▸ Requirement
Reproduce the full listing that appears beneath this instruction exactly.

▸ Supplied entries

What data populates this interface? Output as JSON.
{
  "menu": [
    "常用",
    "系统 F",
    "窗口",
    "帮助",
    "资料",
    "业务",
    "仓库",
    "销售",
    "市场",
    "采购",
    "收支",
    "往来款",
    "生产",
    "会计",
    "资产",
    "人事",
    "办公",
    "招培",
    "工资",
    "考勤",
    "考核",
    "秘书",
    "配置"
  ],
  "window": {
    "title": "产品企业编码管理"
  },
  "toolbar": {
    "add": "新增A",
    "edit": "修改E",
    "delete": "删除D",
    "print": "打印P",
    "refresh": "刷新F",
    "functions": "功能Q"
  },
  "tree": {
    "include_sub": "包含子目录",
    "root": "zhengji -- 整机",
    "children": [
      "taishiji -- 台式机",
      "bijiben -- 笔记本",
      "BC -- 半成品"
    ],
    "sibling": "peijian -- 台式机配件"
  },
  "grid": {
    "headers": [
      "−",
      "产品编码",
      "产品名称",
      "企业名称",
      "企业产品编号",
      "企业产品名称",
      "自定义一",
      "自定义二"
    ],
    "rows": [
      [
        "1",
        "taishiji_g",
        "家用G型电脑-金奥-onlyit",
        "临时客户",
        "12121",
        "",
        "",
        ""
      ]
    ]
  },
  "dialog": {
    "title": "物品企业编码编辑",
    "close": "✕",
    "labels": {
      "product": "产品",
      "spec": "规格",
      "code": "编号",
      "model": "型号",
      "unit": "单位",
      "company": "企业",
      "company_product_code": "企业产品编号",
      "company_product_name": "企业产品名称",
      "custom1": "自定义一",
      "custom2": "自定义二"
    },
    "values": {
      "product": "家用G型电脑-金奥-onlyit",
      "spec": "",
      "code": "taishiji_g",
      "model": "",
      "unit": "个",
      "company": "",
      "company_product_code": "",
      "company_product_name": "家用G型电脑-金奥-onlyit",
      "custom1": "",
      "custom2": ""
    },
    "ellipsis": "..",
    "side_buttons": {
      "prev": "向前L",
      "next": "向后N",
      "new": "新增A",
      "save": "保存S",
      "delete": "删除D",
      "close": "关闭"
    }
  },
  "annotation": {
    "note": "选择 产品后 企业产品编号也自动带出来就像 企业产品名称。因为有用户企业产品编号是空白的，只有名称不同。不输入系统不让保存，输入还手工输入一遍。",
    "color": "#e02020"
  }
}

▸ Output of the exercise
What data populates this interface? Output as JSON.
{
  "menu": [
    "常用",
    "系统 F",
    "窗口",
    "帮助",
    "资料",
    "业务",
    "仓库",
    "销售",
    "市场",
    "采购",
    "收支",
    "往来款",
    "生产",
    "会计",
    "资产",
    "人事",
    "办公",
    "招培",
    "工资",
    "考勤",
    "考核",
    "秘书",
    "配置"
  ],
  "window": {
    "title": "产品企业编码管理"
  },
  "toolbar": {
    "add": "新增A",
    "edit": "修改E",
    "delete": "删除D",
    "print": "打印P",
    "refresh": "刷新F",
    "functions": "功能Q"
  },
  "tree": {
    "include_sub": "包含子目录",
    "root": "zhengji -- 整机",
    "children": [
      "taishiji -- 台式机",
      "bijiben -- 笔记本",
      "BC -- 半成品"
    ],
    "sibling": "peijian -- 台式机配件"
  },
  "grid": {
    "headers": [
      "−",
      "产品编码",
      "产品名称",
      "企业名称",
      "企业产品编号",
      "企业产品名称",
      "自定义一",
      "自定义二"
    ],
    "rows": [
      [
        "1",
        "taishiji_g",
        "家用G型电脑-金奥-onlyit",
        "临时客户",
        "12121",
        "",
        "",
        ""
      ]
    ]
  },
  "dialog": {
    "title": "物品企业编码编辑",
    "close": "✕",
    "labels": {
      "product": "产品",
      "spec": "规格",
      "code": "编号",
      "model": "型号",
      "unit": "单位",
      "company": "企业",
      "company_product_code": "企业产品编号",
      "company_product_name": "企业产品名称",
      "custom1": "自定义一",
      "custom2": "自定义二"
    },
    "values": {
      "product": "家用G型电脑-金奥-onlyit",
      "spec": "",
      "code": "taishiji_g",
      "model": "",
      "unit": "个",
      "company": "",
      "company_product_code": "",
      "company_product_name": "家用G型电脑-金奥-onlyit",
      "custom1": "",
      "custom2": ""
    },
    "ellipsis": "..",
    "side_buttons": {
      "prev": "向前L",
      "next": "向后N",
      "new": "新增A",
      "save": "保存S",
      "delete": "删除D",
      "close": "关闭"
    }
  },
  "annotation": {
    "note": "选择 产品后 企业产品编号也自动带出来就像 企业产品名称。因为有用户企业产品编号是空白的，只有名称不同。不输入系统不让保存，输入还手工输入一遍。",
    "color": "#e02020"
  }
}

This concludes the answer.